Data for this exercise:
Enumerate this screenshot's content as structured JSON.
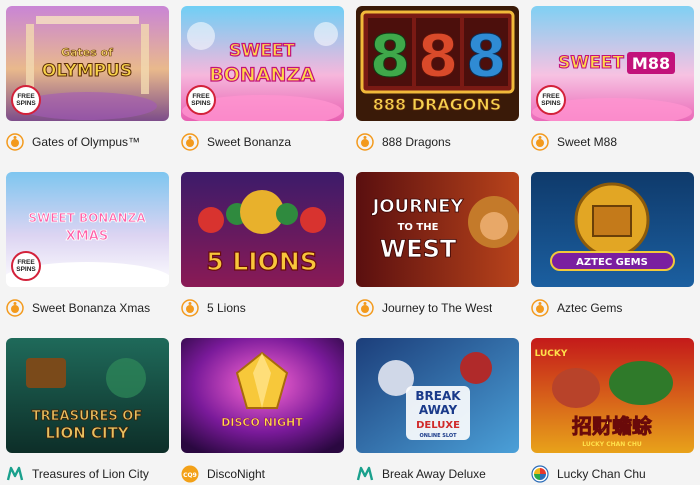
{
  "badge": {
    "line1": "FREE",
    "line2": "SPINS"
  },
  "games": [
    {
      "name": "Gates of Olympus™",
      "art_title_1": "Gates of",
      "art_title_2": "OLYMPUS",
      "provider": "pragmatic-play",
      "free_spins": true
    },
    {
      "name": "Sweet Bonanza",
      "art_title_1": "SWEET",
      "art_title_2": "BONANZA",
      "provider": "pragmatic-play",
      "free_spins": true
    },
    {
      "name": "888 Dragons",
      "art_title_1": "888 DRAGONS",
      "provider": "pragmatic-play",
      "free_spins": false
    },
    {
      "name": "Sweet M88",
      "art_title_1": "SWEET",
      "art_title_2": "M88",
      "provider": "pragmatic-play",
      "free_spins": true
    },
    {
      "name": "Sweet Bonanza Xmas",
      "art_title_1": "SWEET BONANZA",
      "art_title_2": "XMAS",
      "provider": "pragmatic-play",
      "free_spins": true
    },
    {
      "name": "5 Lions",
      "art_title_1": "5 LIONS",
      "provider": "pragmatic-play",
      "free_spins": false
    },
    {
      "name": "Journey to The West",
      "art_title_1": "JOURNEY",
      "art_title_2": "TO THE",
      "art_title_3": "WEST",
      "provider": "pragmatic-play",
      "free_spins": false
    },
    {
      "name": "Aztec Gems",
      "art_title_1": "AZTEC GEMS",
      "provider": "pragmatic-play",
      "free_spins": false
    },
    {
      "name": "Treasures of Lion City",
      "art_title_1": "TREASURES OF",
      "art_title_2": "LION CITY",
      "provider": "microgaming",
      "free_spins": false
    },
    {
      "name": "DiscoNight",
      "art_title_1": "DISCO NIGHT",
      "provider": "cq9",
      "free_spins": false
    },
    {
      "name": "Break Away Deluxe",
      "art_title_1": "BREAK",
      "art_title_2": "AWAY",
      "art_title_3": "DELUXE",
      "art_title_4": "ONLINE SLOT",
      "provider": "microgaming",
      "free_spins": false
    },
    {
      "name": "Lucky Chan Chu",
      "art_title_1": "招财蟾蜍",
      "art_title_2": "LUCKY CHAN CHU",
      "art_title_3": "LUCKY",
      "provider": "spadegaming",
      "free_spins": false
    }
  ],
  "colors": {
    "pragmatic": "#f39a1d",
    "microgaming": "#1aa08c",
    "cq9": "#f3a118",
    "badge_ring": "#d3213a"
  }
}
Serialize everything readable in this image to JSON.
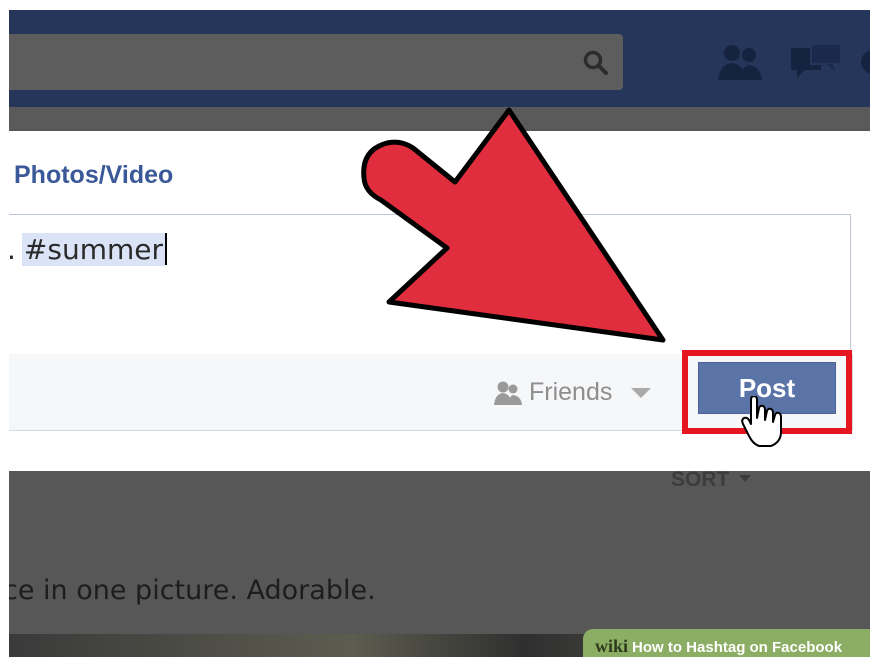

Instructions to follow:
Copy every line of the material in which the word "name" occurs.

Answer to the task:
      "name": "Gates of Olympus™",
      "name": "Sweet Bonanza",
      "name": "888 Dragons",
      "name": "Sweet M88",
      "name": "Sweet Bonanza Xmas",
      "name": "5 Lions",
      "name": "Journey to The West",
      "name": "Aztec Gems",
      "name": "Treasures of Lion City",
      "name": "DiscoNight",
      "name": "Break Away Deluxe",
      "name": "Lucky Chan Chu",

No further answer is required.